===== Supplied material =====

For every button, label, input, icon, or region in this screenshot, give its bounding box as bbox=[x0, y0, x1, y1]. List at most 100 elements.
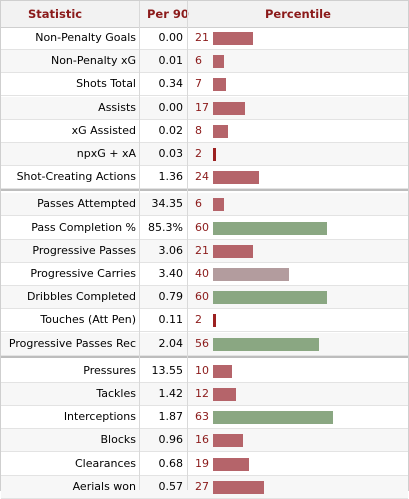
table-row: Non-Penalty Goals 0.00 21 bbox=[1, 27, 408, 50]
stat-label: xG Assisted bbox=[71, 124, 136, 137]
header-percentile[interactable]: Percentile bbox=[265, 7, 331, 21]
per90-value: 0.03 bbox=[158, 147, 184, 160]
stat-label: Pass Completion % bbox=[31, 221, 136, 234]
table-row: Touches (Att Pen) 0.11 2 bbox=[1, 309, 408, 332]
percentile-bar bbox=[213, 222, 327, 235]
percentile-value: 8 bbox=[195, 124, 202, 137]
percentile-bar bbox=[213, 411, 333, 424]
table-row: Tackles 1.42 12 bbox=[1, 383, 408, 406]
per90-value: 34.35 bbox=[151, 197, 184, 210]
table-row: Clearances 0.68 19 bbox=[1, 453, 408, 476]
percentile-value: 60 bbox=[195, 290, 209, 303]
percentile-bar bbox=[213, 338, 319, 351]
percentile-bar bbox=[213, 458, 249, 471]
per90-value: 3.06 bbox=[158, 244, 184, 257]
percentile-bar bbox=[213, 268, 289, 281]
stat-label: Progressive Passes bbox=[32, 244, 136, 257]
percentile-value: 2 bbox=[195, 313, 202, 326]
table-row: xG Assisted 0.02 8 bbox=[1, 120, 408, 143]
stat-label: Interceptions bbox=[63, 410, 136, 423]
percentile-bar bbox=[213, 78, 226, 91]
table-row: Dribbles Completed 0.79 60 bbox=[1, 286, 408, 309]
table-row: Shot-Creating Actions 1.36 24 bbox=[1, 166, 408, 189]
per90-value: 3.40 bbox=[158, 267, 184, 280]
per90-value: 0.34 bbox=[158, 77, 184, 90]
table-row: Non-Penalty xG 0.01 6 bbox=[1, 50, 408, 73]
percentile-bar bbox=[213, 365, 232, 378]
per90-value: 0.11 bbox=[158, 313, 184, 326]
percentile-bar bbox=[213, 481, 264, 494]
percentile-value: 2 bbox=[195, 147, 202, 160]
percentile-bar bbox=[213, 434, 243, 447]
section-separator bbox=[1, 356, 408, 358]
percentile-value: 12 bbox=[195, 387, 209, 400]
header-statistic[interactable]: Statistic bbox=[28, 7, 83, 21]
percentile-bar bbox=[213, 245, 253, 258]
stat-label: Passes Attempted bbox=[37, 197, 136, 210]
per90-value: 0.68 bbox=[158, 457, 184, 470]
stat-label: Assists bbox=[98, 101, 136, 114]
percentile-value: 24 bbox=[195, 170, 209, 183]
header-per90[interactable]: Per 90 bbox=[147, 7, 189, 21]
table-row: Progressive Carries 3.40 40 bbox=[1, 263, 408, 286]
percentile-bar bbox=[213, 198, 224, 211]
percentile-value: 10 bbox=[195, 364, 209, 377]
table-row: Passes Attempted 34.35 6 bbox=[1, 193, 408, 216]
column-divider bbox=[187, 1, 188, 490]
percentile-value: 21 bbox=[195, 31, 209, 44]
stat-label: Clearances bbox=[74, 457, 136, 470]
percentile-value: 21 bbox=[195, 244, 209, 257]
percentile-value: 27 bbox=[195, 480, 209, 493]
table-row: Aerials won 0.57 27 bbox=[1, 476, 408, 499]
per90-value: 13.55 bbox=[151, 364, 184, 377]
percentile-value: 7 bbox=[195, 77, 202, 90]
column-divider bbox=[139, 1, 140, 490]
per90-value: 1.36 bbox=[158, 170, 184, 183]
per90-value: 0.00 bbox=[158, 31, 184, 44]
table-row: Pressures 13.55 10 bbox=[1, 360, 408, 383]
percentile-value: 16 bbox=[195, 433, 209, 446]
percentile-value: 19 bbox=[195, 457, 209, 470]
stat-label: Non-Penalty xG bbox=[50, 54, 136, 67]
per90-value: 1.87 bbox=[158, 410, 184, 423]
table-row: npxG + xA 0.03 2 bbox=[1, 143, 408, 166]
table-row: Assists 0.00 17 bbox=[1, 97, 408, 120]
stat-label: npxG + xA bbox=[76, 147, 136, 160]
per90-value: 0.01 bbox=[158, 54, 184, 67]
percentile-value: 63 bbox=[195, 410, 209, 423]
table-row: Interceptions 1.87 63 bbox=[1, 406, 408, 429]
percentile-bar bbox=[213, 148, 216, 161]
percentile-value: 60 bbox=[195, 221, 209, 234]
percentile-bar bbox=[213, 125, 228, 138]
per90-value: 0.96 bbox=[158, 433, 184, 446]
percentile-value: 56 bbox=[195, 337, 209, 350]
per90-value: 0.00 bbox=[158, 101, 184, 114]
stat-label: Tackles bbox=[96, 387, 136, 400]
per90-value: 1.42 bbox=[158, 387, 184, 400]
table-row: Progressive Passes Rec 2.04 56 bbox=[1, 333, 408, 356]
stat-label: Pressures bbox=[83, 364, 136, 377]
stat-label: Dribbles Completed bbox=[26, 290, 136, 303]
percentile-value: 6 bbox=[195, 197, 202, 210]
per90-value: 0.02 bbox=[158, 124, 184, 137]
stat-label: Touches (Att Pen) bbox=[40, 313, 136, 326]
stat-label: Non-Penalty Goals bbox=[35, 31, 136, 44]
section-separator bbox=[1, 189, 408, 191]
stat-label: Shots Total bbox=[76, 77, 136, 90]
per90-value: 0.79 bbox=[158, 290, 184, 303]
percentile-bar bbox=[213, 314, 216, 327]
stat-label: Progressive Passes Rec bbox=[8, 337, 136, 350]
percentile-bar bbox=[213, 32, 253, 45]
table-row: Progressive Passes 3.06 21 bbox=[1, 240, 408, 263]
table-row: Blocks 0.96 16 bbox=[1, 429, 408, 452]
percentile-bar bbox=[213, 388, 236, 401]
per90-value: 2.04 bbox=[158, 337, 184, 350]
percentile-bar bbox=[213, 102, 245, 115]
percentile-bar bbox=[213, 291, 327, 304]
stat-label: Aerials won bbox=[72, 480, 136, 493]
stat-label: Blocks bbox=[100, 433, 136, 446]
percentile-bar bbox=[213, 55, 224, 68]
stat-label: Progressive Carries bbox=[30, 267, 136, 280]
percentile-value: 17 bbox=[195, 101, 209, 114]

=====

# Stated exercise
Write out all of the lines above exactly as they appear, leaving out the pictures.

# Answer in full
For every button, label, input, icon, or region in this screenshot, give its bounding box as bbox=[x0, y0, x1, y1]. List at most 100 elements.
table-row: Non-Penalty Goals 0.00 21 bbox=[1, 27, 408, 50]
stat-label: xG Assisted bbox=[71, 124, 136, 137]
header-percentile[interactable]: Percentile bbox=[265, 7, 331, 21]
per90-value: 0.03 bbox=[158, 147, 184, 160]
stat-label: Pass Completion % bbox=[31, 221, 136, 234]
table-row: Touches (Att Pen) 0.11 2 bbox=[1, 309, 408, 332]
percentile-bar bbox=[213, 222, 327, 235]
percentile-value: 8 bbox=[195, 124, 202, 137]
percentile-bar bbox=[213, 411, 333, 424]
table-row: Tackles 1.42 12 bbox=[1, 383, 408, 406]
per90-value: 34.35 bbox=[151, 197, 184, 210]
table-row: Clearances 0.68 19 bbox=[1, 453, 408, 476]
percentile-value: 60 bbox=[195, 290, 209, 303]
percentile-bar bbox=[213, 338, 319, 351]
percentile-bar bbox=[213, 458, 249, 471]
per90-value: 3.06 bbox=[158, 244, 184, 257]
percentile-bar bbox=[213, 268, 289, 281]
stat-label: Progressive Passes bbox=[32, 244, 136, 257]
percentile-value: 2 bbox=[195, 313, 202, 326]
table-row: xG Assisted 0.02 8 bbox=[1, 120, 408, 143]
stat-label: Interceptions bbox=[63, 410, 136, 423]
percentile-bar bbox=[213, 78, 226, 91]
table-row: Dribbles Completed 0.79 60 bbox=[1, 286, 408, 309]
table-row: Shot-Creating Actions 1.36 24 bbox=[1, 166, 408, 189]
per90-value: 3.40 bbox=[158, 267, 184, 280]
per90-value: 0.34 bbox=[158, 77, 184, 90]
table-row: Non-Penalty xG 0.01 6 bbox=[1, 50, 408, 73]
percentile-bar bbox=[213, 365, 232, 378]
per90-value: 0.11 bbox=[158, 313, 184, 326]
percentile-bar bbox=[213, 481, 264, 494]
percentile-value: 2 bbox=[195, 147, 202, 160]
percentile-bar bbox=[213, 434, 243, 447]
section-separator bbox=[1, 356, 408, 358]
percentile-value: 12 bbox=[195, 387, 209, 400]
header-statistic[interactable]: Statistic bbox=[28, 7, 83, 21]
percentile-bar bbox=[213, 245, 253, 258]
stat-label: Passes Attempted bbox=[37, 197, 136, 210]
per90-value: 0.68 bbox=[158, 457, 184, 470]
stat-label: Assists bbox=[98, 101, 136, 114]
percentile-value: 24 bbox=[195, 170, 209, 183]
header-per90[interactable]: Per 90 bbox=[147, 7, 189, 21]
table-row: Progressive Carries 3.40 40 bbox=[1, 263, 408, 286]
percentile-bar bbox=[213, 198, 224, 211]
percentile-value: 10 bbox=[195, 364, 209, 377]
table-row: Passes Attempted 34.35 6 bbox=[1, 193, 408, 216]
column-divider bbox=[187, 1, 188, 490]
percentile-value: 21 bbox=[195, 31, 209, 44]
stat-label: Clearances bbox=[74, 457, 136, 470]
percentile-value: 21 bbox=[195, 244, 209, 257]
percentile-value: 27 bbox=[195, 480, 209, 493]
table-row: Aerials won 0.57 27 bbox=[1, 476, 408, 499]
per90-value: 13.55 bbox=[151, 364, 184, 377]
percentile-value: 7 bbox=[195, 77, 202, 90]
column-divider bbox=[139, 1, 140, 490]
per90-value: 1.36 bbox=[158, 170, 184, 183]
per90-value: 0.00 bbox=[158, 31, 184, 44]
table-row: Pressures 13.55 10 bbox=[1, 360, 408, 383]
percentile-value: 16 bbox=[195, 433, 209, 446]
percentile-value: 19 bbox=[195, 457, 209, 470]
stat-label: Non-Penalty xG bbox=[50, 54, 136, 67]
per90-value: 1.87 bbox=[158, 410, 184, 423]
table-row: npxG + xA 0.03 2 bbox=[1, 143, 408, 166]
table-row: Assists 0.00 17 bbox=[1, 97, 408, 120]
stat-label: npxG + xA bbox=[76, 147, 136, 160]
per90-value: 0.01 bbox=[158, 54, 184, 67]
percentile-value: 63 bbox=[195, 410, 209, 423]
table-row: Interceptions 1.87 63 bbox=[1, 406, 408, 429]
percentile-bar bbox=[213, 148, 216, 161]
percentile-value: 60 bbox=[195, 221, 209, 234]
percentile-bar bbox=[213, 125, 228, 138]
per90-value: 0.96 bbox=[158, 433, 184, 446]
percentile-value: 56 bbox=[195, 337, 209, 350]
per90-value: 0.00 bbox=[158, 101, 184, 114]
stat-label: Tackles bbox=[96, 387, 136, 400]
per90-value: 1.42 bbox=[158, 387, 184, 400]
table-row: Progressive Passes Rec 2.04 56 bbox=[1, 333, 408, 356]
stat-label: Pressures bbox=[83, 364, 136, 377]
stat-label: Dribbles Completed bbox=[26, 290, 136, 303]
percentile-value: 6 bbox=[195, 197, 202, 210]
per90-value: 0.02 bbox=[158, 124, 184, 137]
stat-label: Touches (Att Pen) bbox=[40, 313, 136, 326]
stat-label: Non-Penalty Goals bbox=[35, 31, 136, 44]
section-separator bbox=[1, 189, 408, 191]
stat-label: Shots Total bbox=[76, 77, 136, 90]
per90-value: 0.79 bbox=[158, 290, 184, 303]
percentile-bar bbox=[213, 314, 216, 327]
stat-label: Progressive Passes Rec bbox=[8, 337, 136, 350]
percentile-bar bbox=[213, 32, 253, 45]
table-row: Progressive Passes 3.06 21 bbox=[1, 240, 408, 263]
table-row: Blocks 0.96 16 bbox=[1, 429, 408, 452]
percentile-bar bbox=[213, 388, 236, 401]
per90-value: 2.04 bbox=[158, 337, 184, 350]
percentile-bar bbox=[213, 102, 245, 115]
percentile-bar bbox=[213, 291, 327, 304]
stat-label: Aerials won bbox=[72, 480, 136, 493]
stat-label: Blocks bbox=[100, 433, 136, 446]
percentile-bar bbox=[213, 55, 224, 68]
stat-label: Progressive Carries bbox=[30, 267, 136, 280]
percentile-value: 17 bbox=[195, 101, 209, 114]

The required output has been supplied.